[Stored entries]

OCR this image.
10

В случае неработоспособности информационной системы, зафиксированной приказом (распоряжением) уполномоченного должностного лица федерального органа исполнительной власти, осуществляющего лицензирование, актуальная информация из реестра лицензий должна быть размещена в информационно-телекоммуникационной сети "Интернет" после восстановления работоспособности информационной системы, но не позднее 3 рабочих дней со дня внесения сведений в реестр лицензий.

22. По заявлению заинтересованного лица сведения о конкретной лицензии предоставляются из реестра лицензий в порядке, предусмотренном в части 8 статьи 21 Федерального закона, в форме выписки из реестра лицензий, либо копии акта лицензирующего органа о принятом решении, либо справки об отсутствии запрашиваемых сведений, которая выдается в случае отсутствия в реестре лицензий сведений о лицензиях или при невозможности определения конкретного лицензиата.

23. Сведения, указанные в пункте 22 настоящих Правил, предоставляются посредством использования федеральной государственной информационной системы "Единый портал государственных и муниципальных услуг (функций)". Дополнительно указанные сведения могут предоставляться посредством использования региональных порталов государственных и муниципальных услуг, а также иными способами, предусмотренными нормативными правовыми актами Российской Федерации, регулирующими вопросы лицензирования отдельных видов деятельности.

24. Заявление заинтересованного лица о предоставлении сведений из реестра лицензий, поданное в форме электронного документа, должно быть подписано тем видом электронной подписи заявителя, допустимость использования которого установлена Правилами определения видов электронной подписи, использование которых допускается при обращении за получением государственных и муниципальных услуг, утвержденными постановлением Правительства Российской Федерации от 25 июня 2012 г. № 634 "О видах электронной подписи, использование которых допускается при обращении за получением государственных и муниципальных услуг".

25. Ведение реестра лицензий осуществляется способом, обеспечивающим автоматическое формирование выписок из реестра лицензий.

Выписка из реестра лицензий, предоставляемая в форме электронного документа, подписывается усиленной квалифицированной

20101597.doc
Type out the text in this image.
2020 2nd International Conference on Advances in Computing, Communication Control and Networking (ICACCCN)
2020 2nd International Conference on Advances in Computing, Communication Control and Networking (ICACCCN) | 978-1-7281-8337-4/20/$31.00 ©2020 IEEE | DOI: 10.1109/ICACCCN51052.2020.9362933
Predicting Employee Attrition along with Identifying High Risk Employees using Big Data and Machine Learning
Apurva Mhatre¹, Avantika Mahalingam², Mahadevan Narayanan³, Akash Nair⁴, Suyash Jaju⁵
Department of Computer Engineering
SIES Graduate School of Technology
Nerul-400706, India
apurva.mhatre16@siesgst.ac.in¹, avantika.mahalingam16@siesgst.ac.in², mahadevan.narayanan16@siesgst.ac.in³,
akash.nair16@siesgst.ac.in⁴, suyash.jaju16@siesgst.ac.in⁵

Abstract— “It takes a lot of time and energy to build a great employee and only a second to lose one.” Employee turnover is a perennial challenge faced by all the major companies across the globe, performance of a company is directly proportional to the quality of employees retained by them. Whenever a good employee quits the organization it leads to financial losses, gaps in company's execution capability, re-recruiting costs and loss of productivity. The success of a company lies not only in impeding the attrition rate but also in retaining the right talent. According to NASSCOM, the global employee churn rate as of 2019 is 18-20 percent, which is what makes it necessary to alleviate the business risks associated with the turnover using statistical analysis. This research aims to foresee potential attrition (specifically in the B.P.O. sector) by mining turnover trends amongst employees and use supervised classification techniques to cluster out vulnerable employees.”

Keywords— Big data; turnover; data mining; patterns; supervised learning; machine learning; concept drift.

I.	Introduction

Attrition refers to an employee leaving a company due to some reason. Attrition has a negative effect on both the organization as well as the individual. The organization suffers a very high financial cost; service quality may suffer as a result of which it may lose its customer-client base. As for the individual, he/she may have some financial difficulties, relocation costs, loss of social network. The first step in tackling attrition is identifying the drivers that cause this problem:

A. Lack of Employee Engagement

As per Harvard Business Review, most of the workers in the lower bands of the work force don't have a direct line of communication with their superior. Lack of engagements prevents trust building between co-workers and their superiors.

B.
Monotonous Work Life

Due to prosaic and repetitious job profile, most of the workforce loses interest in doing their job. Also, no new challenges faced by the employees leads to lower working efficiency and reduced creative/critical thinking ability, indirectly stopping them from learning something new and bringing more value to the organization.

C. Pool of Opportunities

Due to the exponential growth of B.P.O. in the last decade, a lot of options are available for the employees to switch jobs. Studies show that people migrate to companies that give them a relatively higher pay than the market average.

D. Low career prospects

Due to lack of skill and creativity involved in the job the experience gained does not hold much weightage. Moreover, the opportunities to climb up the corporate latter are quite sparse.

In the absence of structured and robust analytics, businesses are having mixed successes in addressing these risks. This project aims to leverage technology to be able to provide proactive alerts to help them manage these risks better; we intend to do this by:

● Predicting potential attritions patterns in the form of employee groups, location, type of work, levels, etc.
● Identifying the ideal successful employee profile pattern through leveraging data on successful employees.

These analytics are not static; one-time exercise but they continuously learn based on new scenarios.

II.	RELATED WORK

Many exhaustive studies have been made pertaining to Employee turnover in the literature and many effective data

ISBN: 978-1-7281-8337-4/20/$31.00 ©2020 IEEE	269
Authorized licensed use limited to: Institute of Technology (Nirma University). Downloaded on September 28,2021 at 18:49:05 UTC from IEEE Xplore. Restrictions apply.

> _STATED GOAL_: Within the listing above, copy each line that has the string "IEEE".

> _RESULT OF THE EXERCISE_:
2020 2nd International Conference on Advances in Computing, Communication Control and Networking (ICACCCN) | 978-1-7281-8337-4/20/$31.00 ©2020 IEEE | DOI: 10.1109/ICACCCN51052.2020.9362933
ISBN: 978-1-7281-8337-4/20/$31.00 ©2020 IEEE	269
Authorized licensed use limited to: Institute of Technology (Nirma University). Downloaded on September 28,2021 at 18:49:05 UTC from IEEE Xplore. Restrictions apply.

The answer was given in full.